**** ITEMS
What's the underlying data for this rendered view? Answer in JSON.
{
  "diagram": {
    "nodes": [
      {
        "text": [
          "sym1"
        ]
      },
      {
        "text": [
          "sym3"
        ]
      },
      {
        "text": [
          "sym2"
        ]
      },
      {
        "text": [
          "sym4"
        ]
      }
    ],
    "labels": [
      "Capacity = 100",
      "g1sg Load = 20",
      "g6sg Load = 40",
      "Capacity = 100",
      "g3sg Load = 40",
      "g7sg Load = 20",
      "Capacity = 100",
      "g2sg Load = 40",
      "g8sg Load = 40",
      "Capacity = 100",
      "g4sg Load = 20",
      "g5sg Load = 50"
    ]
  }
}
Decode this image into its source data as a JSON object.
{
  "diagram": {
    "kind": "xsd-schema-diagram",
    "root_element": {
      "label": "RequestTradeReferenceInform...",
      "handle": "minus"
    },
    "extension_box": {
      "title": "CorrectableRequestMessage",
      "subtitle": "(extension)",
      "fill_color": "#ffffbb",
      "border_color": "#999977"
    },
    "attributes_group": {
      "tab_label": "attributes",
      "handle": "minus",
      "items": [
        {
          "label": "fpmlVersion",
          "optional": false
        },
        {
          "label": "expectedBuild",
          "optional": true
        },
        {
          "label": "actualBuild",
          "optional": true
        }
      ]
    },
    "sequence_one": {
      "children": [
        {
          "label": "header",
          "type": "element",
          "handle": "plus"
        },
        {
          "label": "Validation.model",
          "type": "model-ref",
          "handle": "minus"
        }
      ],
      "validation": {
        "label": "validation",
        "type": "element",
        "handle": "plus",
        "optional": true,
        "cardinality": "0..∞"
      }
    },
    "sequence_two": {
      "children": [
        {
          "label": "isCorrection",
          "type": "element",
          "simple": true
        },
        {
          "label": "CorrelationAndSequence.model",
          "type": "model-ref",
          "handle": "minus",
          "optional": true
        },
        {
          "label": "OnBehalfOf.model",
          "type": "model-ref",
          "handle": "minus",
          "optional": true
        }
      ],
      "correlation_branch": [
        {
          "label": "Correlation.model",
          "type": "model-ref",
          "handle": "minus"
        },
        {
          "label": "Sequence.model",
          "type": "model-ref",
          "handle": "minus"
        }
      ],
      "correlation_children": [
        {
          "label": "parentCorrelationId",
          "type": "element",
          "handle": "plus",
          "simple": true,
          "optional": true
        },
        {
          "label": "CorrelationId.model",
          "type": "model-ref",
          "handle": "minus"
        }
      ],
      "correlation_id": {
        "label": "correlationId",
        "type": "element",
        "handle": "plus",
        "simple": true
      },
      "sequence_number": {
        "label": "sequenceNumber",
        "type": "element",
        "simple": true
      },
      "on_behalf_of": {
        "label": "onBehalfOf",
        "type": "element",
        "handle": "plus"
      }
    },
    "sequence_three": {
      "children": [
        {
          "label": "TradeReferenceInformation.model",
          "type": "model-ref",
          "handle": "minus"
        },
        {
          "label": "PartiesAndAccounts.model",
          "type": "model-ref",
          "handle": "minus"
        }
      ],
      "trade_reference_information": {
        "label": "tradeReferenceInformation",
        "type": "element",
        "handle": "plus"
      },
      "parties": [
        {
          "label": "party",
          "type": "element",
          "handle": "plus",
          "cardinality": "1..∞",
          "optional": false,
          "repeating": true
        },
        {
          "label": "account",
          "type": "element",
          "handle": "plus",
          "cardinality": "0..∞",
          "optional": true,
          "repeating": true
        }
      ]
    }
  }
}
********
WRITTEN EXERCISE> Return the whole listing exactly, with every line included.

THE ANSWER>
What's the underlying data for this rendered view? Answer in JSON.
{
  "diagram": {
    "nodes": [
      {
        "text": [
          "sym1"
        ]
      },
      {
        "text": [
          "sym3"
        ]
      },
      {
        "text": [
          "sym2"
        ]
      },
      {
        "text": [
          "sym4"
        ]
      }
    ],
    "labels": [
      "Capacity = 100",
      "g1sg Load = 20",
      "g6sg Load = 40",
      "Capacity = 100",
      "g3sg Load = 40",
      "g7sg Load = 20",
      "Capacity = 100",
      "g2sg Load = 40",
      "g8sg Load = 40",
      "Capacity = 100",
      "g4sg Load = 20",
      "g5sg Load = 50"
    ]
  }
}
Decode this image into its source data as a JSON object.
{
  "diagram": {
    "kind": "xsd-schema-diagram",
    "root_element": {
      "label": "RequestTradeReferenceInform...",
      "handle": "minus"
    },
    "extension_box": {
      "title": "CorrectableRequestMessage",
      "subtitle": "(extension)",
      "fill_color": "#ffffbb",
      "border_color": "#999977"
    },
    "attributes_group": {
      "tab_label": "attributes",
      "handle": "minus",
      "items": [
        {
          "label": "fpmlVersion",
          "optional": false
        },
        {
          "label": "expectedBuild",
          "optional": true
        },
        {
          "label": "actualBuild",
          "optional": true
        }
      ]
    },
    "sequence_one": {
      "children": [
        {
          "label": "header",
          "type": "element",
          "handle": "plus"
        },
        {
          "label": "Validation.model",
          "type": "model-ref",
          "handle": "minus"
        }
      ],
      "validation": {
        "label": "validation",
        "type": "element",
        "handle": "plus",
        "optional": true,
        "cardinality": "0..∞"
      }
    },
    "sequence_two": {
      "children": [
        {
          "label": "isCorrection",
          "type": "element",
          "simple": true
        },
        {
          "label": "CorrelationAndSequence.model",
          "type": "model-ref",
          "handle": "minus",
          "optional": true
        },
        {
          "label": "OnBehalfOf.model",
          "type": "model-ref",
          "handle": "minus",
          "optional": true
        }
      ],
      "correlation_branch": [
        {
          "label": "Correlation.model",
          "type": "model-ref",
          "handle": "minus"
        },
        {
          "label": "Sequence.model",
          "type": "model-ref",
          "handle": "minus"
        }
      ],
      "correlation_children": [
        {
          "label": "parentCorrelationId",
          "type": "element",
          "handle": "plus",
          "simple": true,
          "optional": true
        },
        {
          "label": "CorrelationId.model",
          "type": "model-ref",
          "handle": "minus"
        }
      ],
      "correlation_id": {
        "label": "correlationId",
        "type": "element",
        "handle": "plus",
        "simple": true
      },
      "sequence_number": {
        "label": "sequenceNumber",
        "type": "element",
        "simple": true
      },
      "on_behalf_of": {
        "label": "onBehalfOf",
        "type": "element",
        "handle": "plus"
      }
    },
    "sequence_three": {
      "children": [
        {
          "label": "TradeReferenceInformation.model",
          "type": "model-ref",
          "handle": "minus"
        },
        {
          "label": "PartiesAndAccounts.model",
          "type": "model-ref",
          "handle": "minus"
        }
      ],
      "trade_reference_information": {
        "label": "tradeReferenceInformation",
        "type": "element",
        "handle": "plus"
      },
      "parties": [
        {
          "label": "party",
          "type": "element",
          "handle": "plus",
          "cardinality": "1..∞",
          "optional": false,
          "repeating": true
        },
        {
          "label": "account",
          "type": "element",
          "handle": "plus",
          "cardinality": "0..∞",
          "optional": true,
          "repeating": true
        }
      ]
    }
  }
}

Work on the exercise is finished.